Florian RUIZ*
Florian Ruiz
Onikuma
In Japan, in the Nagano region, there persists the legend of a malevolent creature, part demon (oni), part bear (kuma). The Onikuma is a gigantic bear capable of walking on its hind legs like humans. It is said to possess exceptional strength, able to move boulders that ten men together could not push. Legends say that it sometimes descends from the mountains at night to abduct horses from villages, which it then devours in its cave.
In these snowy forests, I decided to embark on a photographic quest in search of the invisible presence of this mythological animal using scientific imaging techniques. By overlaying images captured with the technical processes of night cameras to capture the fleeting passage of the animal at night and using thermal vision to record the heat waves emitted by its body, I sought to create a landscape that makes accessible what our eyes cannot see. Thus enabling a revelation of the invisible, an encounter with this mythological animal.
Onikuma immerses us in these mysterious forests, in landscapes at the boundaries of the invisible, the imaginary, and the unreal. Utilizing scientific imaging processes in landscape photography, this approach allows us to apprehend reality in an unusual way, making visible other realities. In this project, photography is a construction game, a place of experience that transcends realism and the desire to imitate appearances in order to render the invisible perceptible.
Florian RUIZ
Shamanism in Japan is still very present in some regions, especially on the island of Hokkaido. This religious thought is based on animism and recognizes the existence of a soul in all living beings, objects, phenomena and natural elements called “kamui”. Shamanism has a dualistic representation of the world. The visible, daily, profane world, and the other worlds: the world of the gods, the spirits, the ancestors… The shamanism does not consider these worlds separated and supposes the possibility of establishing passages with the other world.
In these regions impregnated with animist thoughts, Florian Ruiz wanted to imagine a shamanic landscape, a floating, undecided world. He wanted to reveal a possible world, a landscape where the different spaces of reality and shamanic thought intermingle.
Using a digital process, Florian Ruiz created a landscape where these worlds are superimposed, where forms evaporate and sometimes reach abstraction. From this moving world are born landscapes where real breakthroughs, as we imagine them, can appear.
━━━━━━━━
*What you are asked to do*
Extend the text on Florian Ruiz's photographic landscapes beyond its final sentence. The rows come from a separate, unrelated source.

*Information shown*
━━━━━━━━
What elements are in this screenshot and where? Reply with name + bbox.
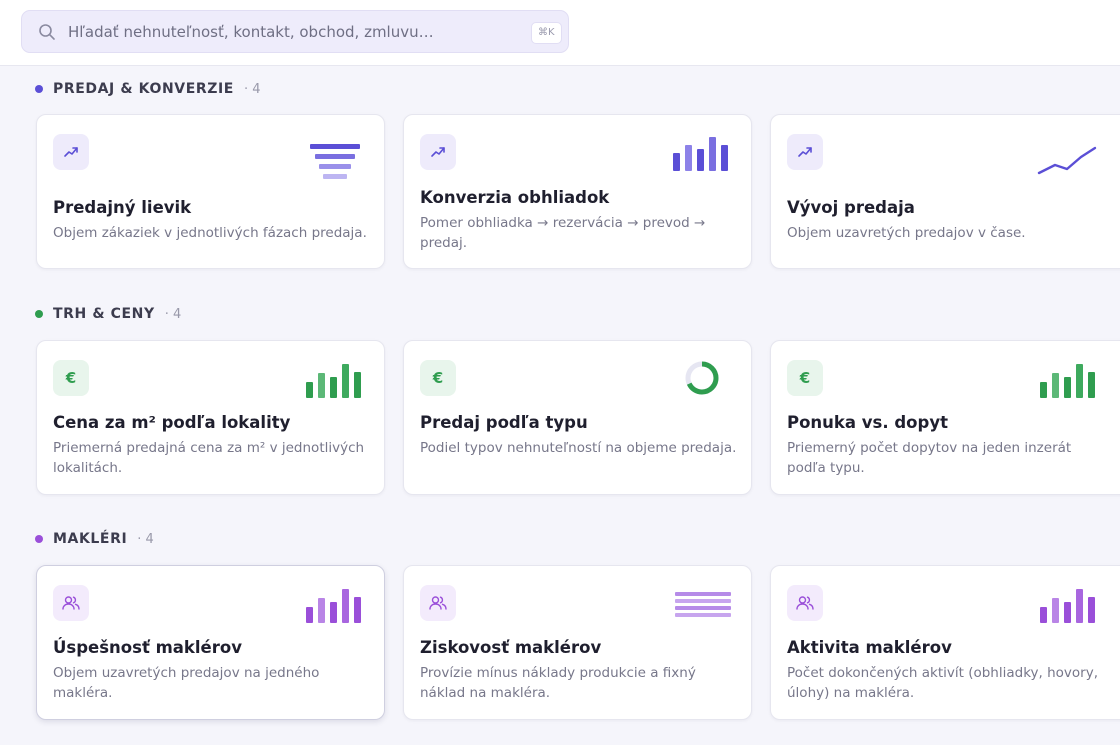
━━━━━━━━
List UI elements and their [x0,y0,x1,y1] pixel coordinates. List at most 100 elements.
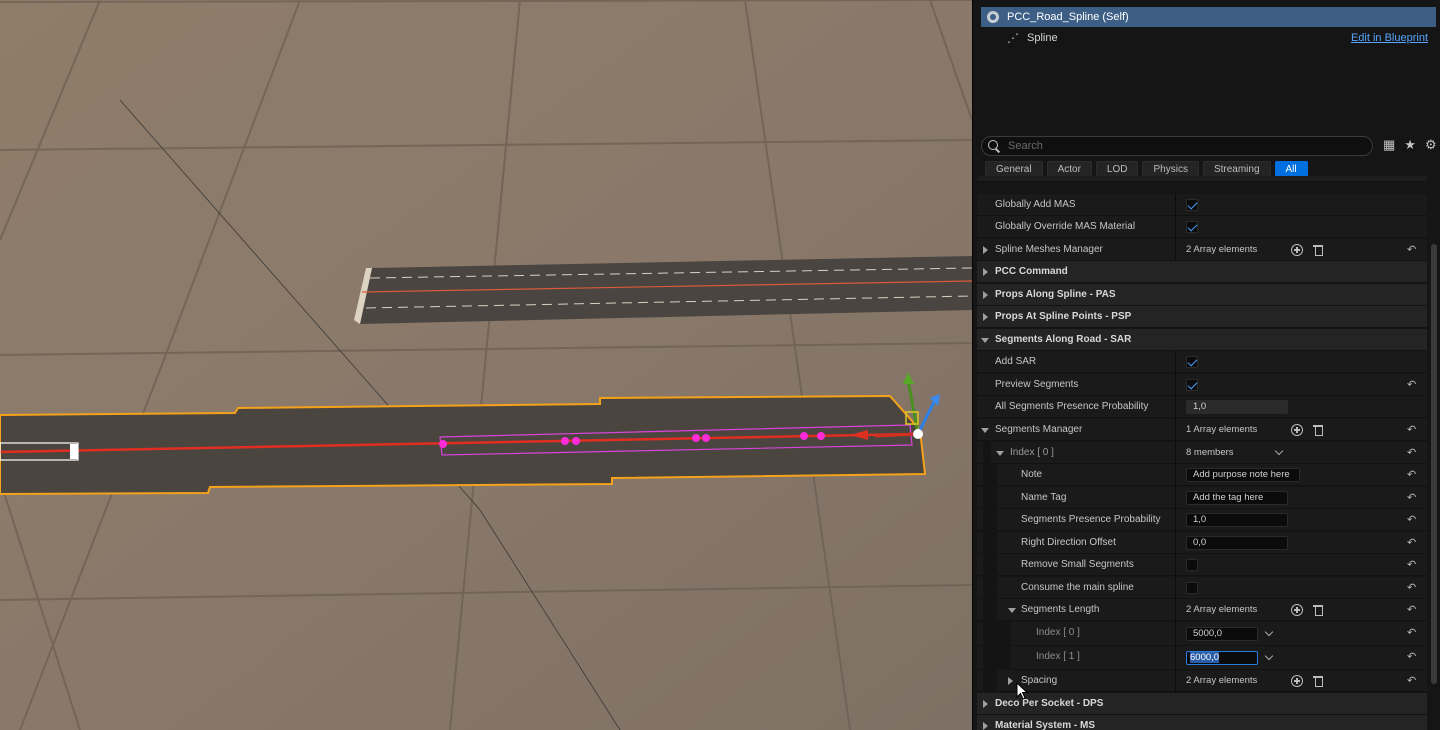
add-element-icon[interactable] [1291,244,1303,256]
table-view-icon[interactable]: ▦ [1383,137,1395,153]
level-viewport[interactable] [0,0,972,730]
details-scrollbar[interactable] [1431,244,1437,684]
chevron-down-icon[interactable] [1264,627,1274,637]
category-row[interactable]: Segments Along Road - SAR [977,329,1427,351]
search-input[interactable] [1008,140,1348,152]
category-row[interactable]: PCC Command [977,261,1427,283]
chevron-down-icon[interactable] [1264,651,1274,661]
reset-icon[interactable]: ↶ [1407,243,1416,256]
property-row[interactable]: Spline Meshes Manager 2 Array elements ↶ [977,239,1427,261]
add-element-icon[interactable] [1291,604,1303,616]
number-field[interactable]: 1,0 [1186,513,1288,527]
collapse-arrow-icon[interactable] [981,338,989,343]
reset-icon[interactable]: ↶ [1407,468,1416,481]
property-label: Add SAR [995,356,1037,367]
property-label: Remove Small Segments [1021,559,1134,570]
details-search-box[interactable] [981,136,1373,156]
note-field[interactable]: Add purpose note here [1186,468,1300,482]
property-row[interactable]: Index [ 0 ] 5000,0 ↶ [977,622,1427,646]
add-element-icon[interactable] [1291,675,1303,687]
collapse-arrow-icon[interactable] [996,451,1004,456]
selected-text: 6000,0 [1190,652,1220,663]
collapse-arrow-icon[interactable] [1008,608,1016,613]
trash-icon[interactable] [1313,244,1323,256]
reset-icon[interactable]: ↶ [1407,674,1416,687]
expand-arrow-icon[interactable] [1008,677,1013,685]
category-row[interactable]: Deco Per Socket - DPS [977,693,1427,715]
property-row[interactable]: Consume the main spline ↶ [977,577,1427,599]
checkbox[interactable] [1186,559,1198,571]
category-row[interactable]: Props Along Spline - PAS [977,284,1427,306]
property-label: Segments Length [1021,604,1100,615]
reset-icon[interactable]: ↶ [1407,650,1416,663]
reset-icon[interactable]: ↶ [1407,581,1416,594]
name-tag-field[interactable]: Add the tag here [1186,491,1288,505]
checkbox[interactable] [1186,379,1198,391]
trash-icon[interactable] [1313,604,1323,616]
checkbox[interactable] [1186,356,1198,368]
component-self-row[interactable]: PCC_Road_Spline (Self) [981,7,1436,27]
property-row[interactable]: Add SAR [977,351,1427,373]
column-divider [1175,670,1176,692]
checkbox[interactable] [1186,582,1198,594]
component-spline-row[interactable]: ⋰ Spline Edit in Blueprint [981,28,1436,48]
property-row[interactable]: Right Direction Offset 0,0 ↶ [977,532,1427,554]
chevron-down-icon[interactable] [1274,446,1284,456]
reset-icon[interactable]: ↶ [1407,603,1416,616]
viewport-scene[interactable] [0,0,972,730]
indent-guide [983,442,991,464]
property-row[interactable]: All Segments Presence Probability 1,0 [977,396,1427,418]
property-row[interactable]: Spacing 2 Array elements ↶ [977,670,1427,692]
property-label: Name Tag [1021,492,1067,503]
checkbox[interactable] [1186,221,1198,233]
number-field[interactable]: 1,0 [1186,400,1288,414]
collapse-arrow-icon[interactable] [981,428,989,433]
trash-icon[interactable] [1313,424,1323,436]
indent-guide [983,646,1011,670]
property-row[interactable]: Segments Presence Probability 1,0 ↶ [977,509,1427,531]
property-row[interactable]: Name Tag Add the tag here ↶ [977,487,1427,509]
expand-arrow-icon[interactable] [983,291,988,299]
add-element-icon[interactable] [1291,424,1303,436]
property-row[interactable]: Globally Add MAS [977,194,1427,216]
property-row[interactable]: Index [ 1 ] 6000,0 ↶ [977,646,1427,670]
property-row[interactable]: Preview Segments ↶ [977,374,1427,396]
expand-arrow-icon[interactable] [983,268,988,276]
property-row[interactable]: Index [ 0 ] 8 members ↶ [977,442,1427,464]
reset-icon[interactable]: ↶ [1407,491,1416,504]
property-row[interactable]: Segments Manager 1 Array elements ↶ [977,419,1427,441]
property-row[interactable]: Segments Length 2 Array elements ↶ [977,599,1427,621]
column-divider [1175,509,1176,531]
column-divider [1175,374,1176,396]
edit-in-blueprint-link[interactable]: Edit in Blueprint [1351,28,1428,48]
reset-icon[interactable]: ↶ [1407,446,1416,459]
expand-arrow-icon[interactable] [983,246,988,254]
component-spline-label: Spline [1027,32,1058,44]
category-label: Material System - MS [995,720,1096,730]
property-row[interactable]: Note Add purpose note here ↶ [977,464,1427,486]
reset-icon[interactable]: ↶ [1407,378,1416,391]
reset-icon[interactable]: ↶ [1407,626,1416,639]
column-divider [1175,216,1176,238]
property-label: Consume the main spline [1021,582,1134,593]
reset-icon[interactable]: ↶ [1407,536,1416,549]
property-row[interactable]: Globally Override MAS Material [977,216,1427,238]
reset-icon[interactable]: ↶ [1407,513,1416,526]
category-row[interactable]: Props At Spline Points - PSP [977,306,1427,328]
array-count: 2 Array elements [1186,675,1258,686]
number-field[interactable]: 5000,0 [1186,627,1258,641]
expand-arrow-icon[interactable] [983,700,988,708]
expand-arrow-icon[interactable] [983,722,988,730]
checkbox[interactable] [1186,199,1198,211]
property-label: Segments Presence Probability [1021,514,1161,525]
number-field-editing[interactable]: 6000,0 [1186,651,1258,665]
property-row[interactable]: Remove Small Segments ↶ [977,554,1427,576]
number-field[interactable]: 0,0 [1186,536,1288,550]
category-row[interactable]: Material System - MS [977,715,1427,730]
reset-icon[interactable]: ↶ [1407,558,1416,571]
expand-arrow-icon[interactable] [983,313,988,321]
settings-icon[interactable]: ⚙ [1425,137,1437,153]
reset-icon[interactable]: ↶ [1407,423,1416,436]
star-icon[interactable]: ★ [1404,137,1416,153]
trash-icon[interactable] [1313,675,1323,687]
━━━━━━━━
*Response to this task*
In this work, he wanted to question the representation of the real and the invisible in landscape photography by invoking what is destined for the imagination and what is destined for the eye.
The title of each photograph corresponds to the geolocation of shamanic space.
In his work, Florian Ruiz undermines a form of tyranny of the visible and, thanks to superimposed images, gets landscape views made of broken perspectives and visual palimpsests that meets the precepts of Far Eastern aesthetics, where the visible is a transient state generated by the undifferentiated background. Far from weakening the medium, these heterogeneous practices allow to revitalize our link with the world and its realities.
Héloïse Conésa (curator for contemporary photography in the Prints and Photography department of the BnF).
In the snowy landscapes of the heights of Fukushima, I captured the invisible pain of radiation. Inspired by the drawings and the artwork of Utagawa Hiroshige’s Japanese engravings, I hoped to capture the fleeting moments, the movements of climatic phenomena, and the ever-shifting perceptions of nature, where radiation accumulates the most.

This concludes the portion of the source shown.